> **TASK DETAILS**: Write the count of lines that contain the word "JSON" and nothing else.

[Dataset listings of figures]
[Begin]
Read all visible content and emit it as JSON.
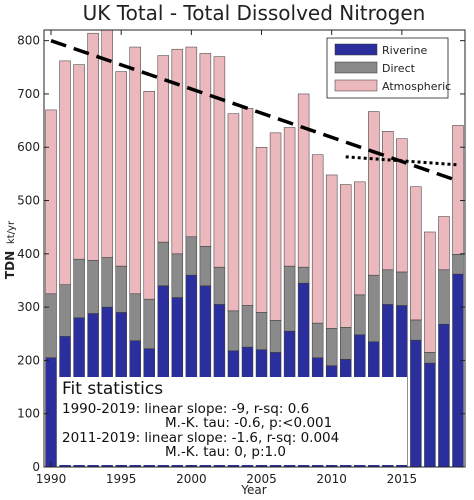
{
  "chart_data": {
    "type": "bar",
    "stacked": true,
    "title": "UK Total - Total Dissolved Nitrogen",
    "xlabel": "Year",
    "ylabel": "TDN",
    "ylabel_unit": "kt/yr",
    "xlim": [
      1990,
      2019
    ],
    "ylim": [
      0,
      820
    ],
    "x_ticks": [
      1990,
      1995,
      2000,
      2005,
      2010,
      2015
    ],
    "y_ticks": [
      0,
      100,
      200,
      300,
      400,
      500,
      600,
      700,
      800
    ],
    "grid": false,
    "legend_position": "top-right",
    "x": [
      1990,
      1991,
      1992,
      1993,
      1994,
      1995,
      1996,
      1997,
      1998,
      1999,
      2000,
      2001,
      2002,
      2003,
      2004,
      2005,
      2006,
      2007,
      2008,
      2009,
      2010,
      2011,
      2012,
      2013,
      2014,
      2015,
      2016,
      2017,
      2018,
      2019
    ],
    "series": [
      {
        "name": "Riverine",
        "color": "#2b2f9e",
        "values": [
          205,
          245,
          280,
          288,
          300,
          290,
          237,
          222,
          340,
          318,
          360,
          340,
          305,
          218,
          225,
          220,
          215,
          255,
          345,
          205,
          190,
          202,
          248,
          235,
          305,
          303,
          238,
          195,
          268,
          362
        ]
      },
      {
        "name": "Direct",
        "color": "#8a8a8a",
        "values": [
          120,
          97,
          110,
          100,
          93,
          87,
          88,
          93,
          82,
          82,
          72,
          74,
          70,
          75,
          78,
          70,
          60,
          122,
          30,
          65,
          70,
          60,
          75,
          125,
          65,
          63,
          38,
          20,
          102,
          37
        ]
      },
      {
        "name": "Atmospheric",
        "color": "#ebb8bd",
        "values": [
          345,
          420,
          365,
          426,
          427,
          365,
          463,
          390,
          350,
          384,
          356,
          362,
          395,
          370,
          370,
          310,
          352,
          260,
          325,
          316,
          288,
          268,
          212,
          307,
          260,
          250,
          250,
          226,
          100,
          242
        ]
      }
    ],
    "trend_lines": [
      {
        "from": [
          1990,
          800
        ],
        "to": [
          2019,
          537
        ],
        "style": "dashed"
      },
      {
        "from": [
          2011,
          582
        ],
        "to": [
          2019,
          567
        ],
        "style": "dotted"
      }
    ],
    "fit_statistics": {
      "heading": "Fit statistics",
      "lines": [
        "1990-2019: linear slope: -9, r-sq: 0.6",
        "M.-K. tau: -0.6, p:<0.001",
        "2011-2019: linear slope: -1.6, r-sq: 0.004",
        "M.-K. tau: 0, p:1.0"
      ]
    }
  }
}
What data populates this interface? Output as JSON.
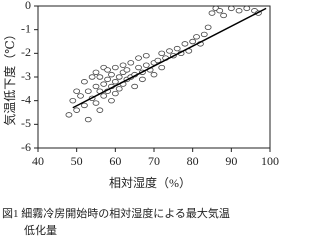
[End]
> **FINISHED EXERCISE**: 2